REQUIRED WORK: Using the data below, repeat all of it precisely.

DATA ROWS:
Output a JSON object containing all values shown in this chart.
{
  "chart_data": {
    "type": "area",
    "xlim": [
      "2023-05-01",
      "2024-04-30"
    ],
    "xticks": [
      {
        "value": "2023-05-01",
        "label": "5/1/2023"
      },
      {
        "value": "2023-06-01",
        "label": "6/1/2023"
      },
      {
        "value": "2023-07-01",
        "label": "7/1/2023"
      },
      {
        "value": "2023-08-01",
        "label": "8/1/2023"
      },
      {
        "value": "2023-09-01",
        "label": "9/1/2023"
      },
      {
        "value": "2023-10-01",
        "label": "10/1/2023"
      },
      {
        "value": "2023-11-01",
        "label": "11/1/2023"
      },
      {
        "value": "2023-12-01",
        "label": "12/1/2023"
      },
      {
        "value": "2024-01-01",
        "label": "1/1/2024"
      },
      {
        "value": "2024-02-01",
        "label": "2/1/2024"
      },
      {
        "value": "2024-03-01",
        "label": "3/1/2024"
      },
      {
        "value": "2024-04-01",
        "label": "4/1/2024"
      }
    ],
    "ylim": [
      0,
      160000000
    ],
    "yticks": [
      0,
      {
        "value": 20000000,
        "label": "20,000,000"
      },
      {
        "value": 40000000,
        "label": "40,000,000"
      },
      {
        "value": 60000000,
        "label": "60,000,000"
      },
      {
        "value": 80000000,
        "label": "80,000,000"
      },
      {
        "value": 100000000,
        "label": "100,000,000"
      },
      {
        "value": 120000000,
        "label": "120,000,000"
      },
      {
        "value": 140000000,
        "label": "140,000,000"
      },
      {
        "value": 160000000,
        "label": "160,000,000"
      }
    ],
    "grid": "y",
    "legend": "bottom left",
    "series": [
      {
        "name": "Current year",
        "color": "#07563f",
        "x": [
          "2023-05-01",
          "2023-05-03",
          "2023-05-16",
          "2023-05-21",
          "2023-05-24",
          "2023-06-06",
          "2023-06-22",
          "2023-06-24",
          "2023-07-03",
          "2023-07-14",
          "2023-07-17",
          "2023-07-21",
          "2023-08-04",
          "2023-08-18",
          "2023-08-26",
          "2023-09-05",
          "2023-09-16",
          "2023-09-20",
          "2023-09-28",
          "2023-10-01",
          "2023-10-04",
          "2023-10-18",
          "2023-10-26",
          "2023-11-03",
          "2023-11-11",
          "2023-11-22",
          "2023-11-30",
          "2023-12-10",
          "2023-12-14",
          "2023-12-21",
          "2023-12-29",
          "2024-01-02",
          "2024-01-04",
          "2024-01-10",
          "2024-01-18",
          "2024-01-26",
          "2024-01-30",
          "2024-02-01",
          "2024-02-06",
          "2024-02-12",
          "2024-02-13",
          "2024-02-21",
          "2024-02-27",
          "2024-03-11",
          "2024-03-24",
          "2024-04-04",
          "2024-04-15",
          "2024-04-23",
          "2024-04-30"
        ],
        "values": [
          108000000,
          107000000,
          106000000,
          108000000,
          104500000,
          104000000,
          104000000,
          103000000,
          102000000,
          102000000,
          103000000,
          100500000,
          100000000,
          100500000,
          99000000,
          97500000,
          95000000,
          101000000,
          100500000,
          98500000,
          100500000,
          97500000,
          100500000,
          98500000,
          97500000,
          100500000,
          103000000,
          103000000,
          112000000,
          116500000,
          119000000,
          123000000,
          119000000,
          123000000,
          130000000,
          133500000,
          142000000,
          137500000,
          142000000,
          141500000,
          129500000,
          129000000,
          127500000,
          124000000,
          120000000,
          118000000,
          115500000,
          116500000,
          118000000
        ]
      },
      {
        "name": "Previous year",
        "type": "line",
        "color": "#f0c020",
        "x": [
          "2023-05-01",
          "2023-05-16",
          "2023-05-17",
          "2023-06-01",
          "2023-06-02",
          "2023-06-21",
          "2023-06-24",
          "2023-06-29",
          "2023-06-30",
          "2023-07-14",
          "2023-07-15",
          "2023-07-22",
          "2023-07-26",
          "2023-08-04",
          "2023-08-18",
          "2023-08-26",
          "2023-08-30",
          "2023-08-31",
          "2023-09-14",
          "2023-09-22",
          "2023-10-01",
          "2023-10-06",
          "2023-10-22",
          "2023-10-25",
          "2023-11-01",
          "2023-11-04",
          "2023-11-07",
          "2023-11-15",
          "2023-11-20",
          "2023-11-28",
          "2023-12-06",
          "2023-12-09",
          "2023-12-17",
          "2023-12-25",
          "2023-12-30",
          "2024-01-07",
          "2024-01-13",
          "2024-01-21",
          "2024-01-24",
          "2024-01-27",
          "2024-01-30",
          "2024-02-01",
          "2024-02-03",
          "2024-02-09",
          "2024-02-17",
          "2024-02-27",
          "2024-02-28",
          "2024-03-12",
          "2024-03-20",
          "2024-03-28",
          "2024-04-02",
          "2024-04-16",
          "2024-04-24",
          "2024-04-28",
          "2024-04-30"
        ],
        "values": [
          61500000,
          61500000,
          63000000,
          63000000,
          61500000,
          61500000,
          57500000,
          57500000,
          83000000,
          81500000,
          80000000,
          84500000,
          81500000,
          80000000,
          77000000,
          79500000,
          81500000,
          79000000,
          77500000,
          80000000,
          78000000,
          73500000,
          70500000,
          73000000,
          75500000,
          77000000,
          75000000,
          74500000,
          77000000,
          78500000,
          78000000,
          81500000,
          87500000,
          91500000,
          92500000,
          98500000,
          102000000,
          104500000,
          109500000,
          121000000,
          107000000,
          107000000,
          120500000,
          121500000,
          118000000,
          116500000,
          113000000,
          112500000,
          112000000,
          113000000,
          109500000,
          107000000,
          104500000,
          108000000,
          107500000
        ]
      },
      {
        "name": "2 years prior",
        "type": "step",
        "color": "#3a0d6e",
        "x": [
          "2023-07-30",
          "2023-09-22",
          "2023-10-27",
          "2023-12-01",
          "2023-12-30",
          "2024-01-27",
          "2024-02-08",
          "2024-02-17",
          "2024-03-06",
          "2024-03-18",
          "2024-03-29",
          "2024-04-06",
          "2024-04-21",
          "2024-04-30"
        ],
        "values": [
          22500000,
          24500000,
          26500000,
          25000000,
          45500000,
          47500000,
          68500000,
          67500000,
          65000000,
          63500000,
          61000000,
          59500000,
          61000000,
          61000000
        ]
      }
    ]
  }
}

EXERCISE SOLUTION:
Output a JSON object containing all values shown in this chart.
{
  "chart_data": {
    "type": "area",
    "xlim": [
      "2023-05-01",
      "2024-04-30"
    ],
    "xticks": [
      {
        "value": "2023-05-01",
        "label": "5/1/2023"
      },
      {
        "value": "2023-06-01",
        "label": "6/1/2023"
      },
      {
        "value": "2023-07-01",
        "label": "7/1/2023"
      },
      {
        "value": "2023-08-01",
        "label": "8/1/2023"
      },
      {
        "value": "2023-09-01",
        "label": "9/1/2023"
      },
      {
        "value": "2023-10-01",
        "label": "10/1/2023"
      },
      {
        "value": "2023-11-01",
        "label": "11/1/2023"
      },
      {
        "value": "2023-12-01",
        "label": "12/1/2023"
      },
      {
        "value": "2024-01-01",
        "label": "1/1/2024"
      },
      {
        "value": "2024-02-01",
        "label": "2/1/2024"
      },
      {
        "value": "2024-03-01",
        "label": "3/1/2024"
      },
      {
        "value": "2024-04-01",
        "label": "4/1/2024"
      }
    ],
    "ylim": [
      0,
      160000000
    ],
    "yticks": [
      0,
      {
        "value": 20000000,
        "label": "20,000,000"
      },
      {
        "value": 40000000,
        "label": "40,000,000"
      },
      {
        "value": 60000000,
        "label": "60,000,000"
      },
      {
        "value": 80000000,
        "label": "80,000,000"
      },
      {
        "value": 100000000,
        "label": "100,000,000"
      },
      {
        "value": 120000000,
        "label": "120,000,000"
      },
      {
        "value": 140000000,
        "label": "140,000,000"
      },
      {
        "value": 160000000,
        "label": "160,000,000"
      }
    ],
    "grid": "y",
    "legend": "bottom left",
    "series": [
      {
        "name": "Current year",
        "color": "#07563f",
        "x": [
          "2023-05-01",
          "2023-05-03",
          "2023-05-16",
          "2023-05-21",
          "2023-05-24",
          "2023-06-06",
          "2023-06-22",
          "2023-06-24",
          "2023-07-03",
          "2023-07-14",
          "2023-07-17",
          "2023-07-21",
          "2023-08-04",
          "2023-08-18",
          "2023-08-26",
          "2023-09-05",
          "2023-09-16",
          "2023-09-20",
          "2023-09-28",
          "2023-10-01",
          "2023-10-04",
          "2023-10-18",
          "2023-10-26",
          "2023-11-03",
          "2023-11-11",
          "2023-11-22",
          "2023-11-30",
          "2023-12-10",
          "2023-12-14",
          "2023-12-21",
          "2023-12-29",
          "2024-01-02",
          "2024-01-04",
          "2024-01-10",
          "2024-01-18",
          "2024-01-26",
          "2024-01-30",
          "2024-02-01",
          "2024-02-06",
          "2024-02-12",
          "2024-02-13",
          "2024-02-21",
          "2024-02-27",
          "2024-03-11",
          "2024-03-24",
          "2024-04-04",
          "2024-04-15",
          "2024-04-23",
          "2024-04-30"
        ],
        "values": [
          108000000,
          107000000,
          106000000,
          108000000,
          104500000,
          104000000,
          104000000,
          103000000,
          102000000,
          102000000,
          103000000,
          100500000,
          100000000,
          100500000,
          99000000,
          97500000,
          95000000,
          101000000,
          100500000,
          98500000,
          100500000,
          97500000,
          100500000,
          98500000,
          97500000,
          100500000,
          103000000,
          103000000,
          112000000,
          116500000,
          119000000,
          123000000,
          119000000,
          123000000,
          130000000,
          133500000,
          142000000,
          137500000,
          142000000,
          141500000,
          129500000,
          129000000,
          127500000,
          124000000,
          120000000,
          118000000,
          115500000,
          116500000,
          118000000
        ]
      },
      {
        "name": "Previous year",
        "type": "line",
        "color": "#f0c020",
        "x": [
          "2023-05-01",
          "2023-05-16",
          "2023-05-17",
          "2023-06-01",
          "2023-06-02",
          "2023-06-21",
          "2023-06-24",
          "2023-06-29",
          "2023-06-30",
          "2023-07-14",
          "2023-07-15",
          "2023-07-22",
          "2023-07-26",
          "2023-08-04",
          "2023-08-18",
          "2023-08-26",
          "2023-08-30",
          "2023-08-31",
          "2023-09-14",
          "2023-09-22",
          "2023-10-01",
          "2023-10-06",
          "2023-10-22",
          "2023-10-25",
          "2023-11-01",
          "2023-11-04",
          "2023-11-07",
          "2023-11-15",
          "2023-11-20",
          "2023-11-28",
          "2023-12-06",
          "2023-12-09",
          "2023-12-17",
          "2023-12-25",
          "2023-12-30",
          "2024-01-07",
          "2024-01-13",
          "2024-01-21",
          "2024-01-24",
          "2024-01-27",
          "2024-01-30",
          "2024-02-01",
          "2024-02-03",
          "2024-02-09",
          "2024-02-17",
          "2024-02-27",
          "2024-02-28",
          "2024-03-12",
          "2024-03-20",
          "2024-03-28",
          "2024-04-02",
          "2024-04-16",
          "2024-04-24",
          "2024-04-28",
          "2024-04-30"
        ],
        "values": [
          61500000,
          61500000,
          63000000,
          63000000,
          61500000,
          61500000,
          57500000,
          57500000,
          83000000,
          81500000,
          80000000,
          84500000,
          81500000,
          80000000,
          77000000,
          79500000,
          81500000,
          79000000,
          77500000,
          80000000,
          78000000,
          73500000,
          70500000,
          73000000,
          75500000,
          77000000,
          75000000,
          74500000,
          77000000,
          78500000,
          78000000,
          81500000,
          87500000,
          91500000,
          92500000,
          98500000,
          102000000,
          104500000,
          109500000,
          121000000,
          107000000,
          107000000,
          120500000,
          121500000,
          118000000,
          116500000,
          113000000,
          112500000,
          112000000,
          113000000,
          109500000,
          107000000,
          104500000,
          108000000,
          107500000
        ]
      },
      {
        "name": "2 years prior",
        "type": "step",
        "color": "#3a0d6e",
        "x": [
          "2023-07-30",
          "2023-09-22",
          "2023-10-27",
          "2023-12-01",
          "2023-12-30",
          "2024-01-27",
          "2024-02-08",
          "2024-02-17",
          "2024-03-06",
          "2024-03-18",
          "2024-03-29",
          "2024-04-06",
          "2024-04-21",
          "2024-04-30"
        ],
        "values": [
          22500000,
          24500000,
          26500000,
          25000000,
          45500000,
          47500000,
          68500000,
          67500000,
          65000000,
          63500000,
          61000000,
          59500000,
          61000000,
          61000000
        ]
      }
    ]
  }
}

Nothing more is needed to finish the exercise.